Search the material for the string "period" and copy each line where it occurs.

> **INPUT DATA**
==*==

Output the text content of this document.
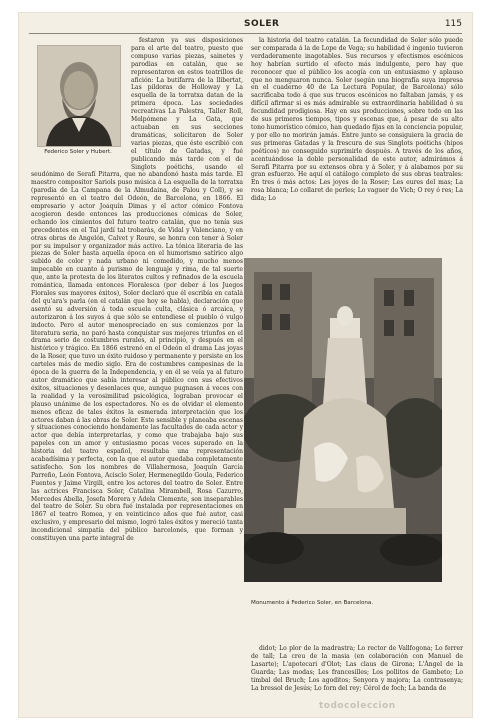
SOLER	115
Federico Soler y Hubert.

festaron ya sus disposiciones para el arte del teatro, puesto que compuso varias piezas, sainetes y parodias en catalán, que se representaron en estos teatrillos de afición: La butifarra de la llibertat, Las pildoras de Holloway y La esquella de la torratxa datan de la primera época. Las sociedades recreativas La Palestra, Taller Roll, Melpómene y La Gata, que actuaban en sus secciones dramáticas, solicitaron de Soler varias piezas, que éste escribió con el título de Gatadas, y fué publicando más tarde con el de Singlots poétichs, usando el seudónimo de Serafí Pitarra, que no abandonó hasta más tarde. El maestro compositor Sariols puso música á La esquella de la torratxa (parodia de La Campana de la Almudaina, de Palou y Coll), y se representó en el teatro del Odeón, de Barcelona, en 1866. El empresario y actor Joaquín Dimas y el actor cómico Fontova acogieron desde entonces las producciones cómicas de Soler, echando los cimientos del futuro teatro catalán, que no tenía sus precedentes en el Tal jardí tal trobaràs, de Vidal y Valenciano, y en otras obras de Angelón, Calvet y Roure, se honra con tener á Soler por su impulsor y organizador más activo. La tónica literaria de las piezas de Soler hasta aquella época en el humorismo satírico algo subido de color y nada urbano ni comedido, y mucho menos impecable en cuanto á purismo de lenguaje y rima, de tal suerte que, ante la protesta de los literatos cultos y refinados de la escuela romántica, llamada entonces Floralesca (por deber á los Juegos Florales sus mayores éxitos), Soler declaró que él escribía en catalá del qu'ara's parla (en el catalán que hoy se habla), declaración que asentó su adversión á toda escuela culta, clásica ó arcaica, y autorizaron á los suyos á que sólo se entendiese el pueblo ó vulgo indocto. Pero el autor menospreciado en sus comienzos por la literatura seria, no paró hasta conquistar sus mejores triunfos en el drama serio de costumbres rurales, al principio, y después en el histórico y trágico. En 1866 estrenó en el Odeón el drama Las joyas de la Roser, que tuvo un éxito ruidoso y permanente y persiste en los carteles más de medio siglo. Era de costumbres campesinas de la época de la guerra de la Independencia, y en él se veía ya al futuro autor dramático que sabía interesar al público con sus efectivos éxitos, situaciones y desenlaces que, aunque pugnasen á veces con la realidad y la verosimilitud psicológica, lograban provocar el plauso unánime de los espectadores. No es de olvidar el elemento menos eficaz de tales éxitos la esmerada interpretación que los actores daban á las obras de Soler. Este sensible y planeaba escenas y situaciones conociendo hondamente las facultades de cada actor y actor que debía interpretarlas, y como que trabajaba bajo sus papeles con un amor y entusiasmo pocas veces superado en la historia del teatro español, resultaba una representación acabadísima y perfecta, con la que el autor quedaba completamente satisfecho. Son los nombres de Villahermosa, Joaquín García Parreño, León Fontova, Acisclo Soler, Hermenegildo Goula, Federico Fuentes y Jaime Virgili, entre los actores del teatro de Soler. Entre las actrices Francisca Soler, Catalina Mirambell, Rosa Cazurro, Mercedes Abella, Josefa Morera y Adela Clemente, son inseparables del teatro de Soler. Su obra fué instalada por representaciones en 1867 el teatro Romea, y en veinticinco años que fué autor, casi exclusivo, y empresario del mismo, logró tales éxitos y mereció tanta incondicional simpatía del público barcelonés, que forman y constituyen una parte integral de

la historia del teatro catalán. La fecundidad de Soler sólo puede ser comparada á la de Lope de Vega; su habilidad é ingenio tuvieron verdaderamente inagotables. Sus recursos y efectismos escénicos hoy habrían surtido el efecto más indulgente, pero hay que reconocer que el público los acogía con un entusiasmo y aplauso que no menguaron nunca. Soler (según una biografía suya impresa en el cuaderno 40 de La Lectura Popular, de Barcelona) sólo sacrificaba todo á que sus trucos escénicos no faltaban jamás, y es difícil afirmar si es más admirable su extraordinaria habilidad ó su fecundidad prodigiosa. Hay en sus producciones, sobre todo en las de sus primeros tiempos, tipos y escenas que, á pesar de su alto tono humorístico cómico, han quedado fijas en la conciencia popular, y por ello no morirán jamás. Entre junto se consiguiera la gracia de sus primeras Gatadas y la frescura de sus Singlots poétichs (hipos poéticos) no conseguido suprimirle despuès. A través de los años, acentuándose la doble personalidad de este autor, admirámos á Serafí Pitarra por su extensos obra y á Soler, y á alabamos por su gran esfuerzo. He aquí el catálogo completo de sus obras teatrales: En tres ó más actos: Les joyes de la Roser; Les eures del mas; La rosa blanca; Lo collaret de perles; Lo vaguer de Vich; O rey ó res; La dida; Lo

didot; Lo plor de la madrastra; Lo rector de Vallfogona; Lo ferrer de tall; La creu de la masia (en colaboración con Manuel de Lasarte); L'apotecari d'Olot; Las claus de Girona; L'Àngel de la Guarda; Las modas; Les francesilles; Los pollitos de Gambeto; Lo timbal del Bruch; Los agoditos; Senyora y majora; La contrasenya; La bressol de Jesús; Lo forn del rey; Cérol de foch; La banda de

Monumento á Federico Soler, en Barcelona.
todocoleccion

==*==

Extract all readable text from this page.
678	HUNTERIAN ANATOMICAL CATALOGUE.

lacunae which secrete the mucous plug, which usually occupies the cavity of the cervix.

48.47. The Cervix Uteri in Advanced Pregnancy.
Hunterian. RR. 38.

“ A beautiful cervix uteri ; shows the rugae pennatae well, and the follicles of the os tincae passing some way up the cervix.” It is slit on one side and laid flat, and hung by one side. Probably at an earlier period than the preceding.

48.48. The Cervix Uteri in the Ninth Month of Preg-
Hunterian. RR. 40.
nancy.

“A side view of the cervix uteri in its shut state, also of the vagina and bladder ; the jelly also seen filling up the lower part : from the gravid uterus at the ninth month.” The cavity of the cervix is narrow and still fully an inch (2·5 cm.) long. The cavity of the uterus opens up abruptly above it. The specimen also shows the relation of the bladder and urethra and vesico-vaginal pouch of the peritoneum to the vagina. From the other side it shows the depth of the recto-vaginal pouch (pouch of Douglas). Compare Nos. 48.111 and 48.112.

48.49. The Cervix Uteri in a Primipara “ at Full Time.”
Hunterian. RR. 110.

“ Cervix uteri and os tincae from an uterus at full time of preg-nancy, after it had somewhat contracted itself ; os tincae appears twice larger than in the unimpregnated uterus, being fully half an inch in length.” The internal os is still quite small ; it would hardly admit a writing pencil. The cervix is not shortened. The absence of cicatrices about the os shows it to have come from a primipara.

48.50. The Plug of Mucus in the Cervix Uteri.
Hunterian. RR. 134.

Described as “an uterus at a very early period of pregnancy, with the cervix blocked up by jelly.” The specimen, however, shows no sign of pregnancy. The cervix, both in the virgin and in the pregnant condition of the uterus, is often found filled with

==*==

> **WRITTEN ANSWER**
“ A beautiful cervix uteri ; shows the rugae pennatae well, and the follicles of the os tincae passing some way up the cervix.” It is slit on one side and laid flat, and hung by one side. Probably at an earlier period than the preceding.
Described as “an uterus at a very early period of pregnancy, with the cervix blocked up by jelly.” The specimen, however, shows no sign of pregnancy. The cervix, both in the virgin and in the pregnant condition of the uterus, is often found filled with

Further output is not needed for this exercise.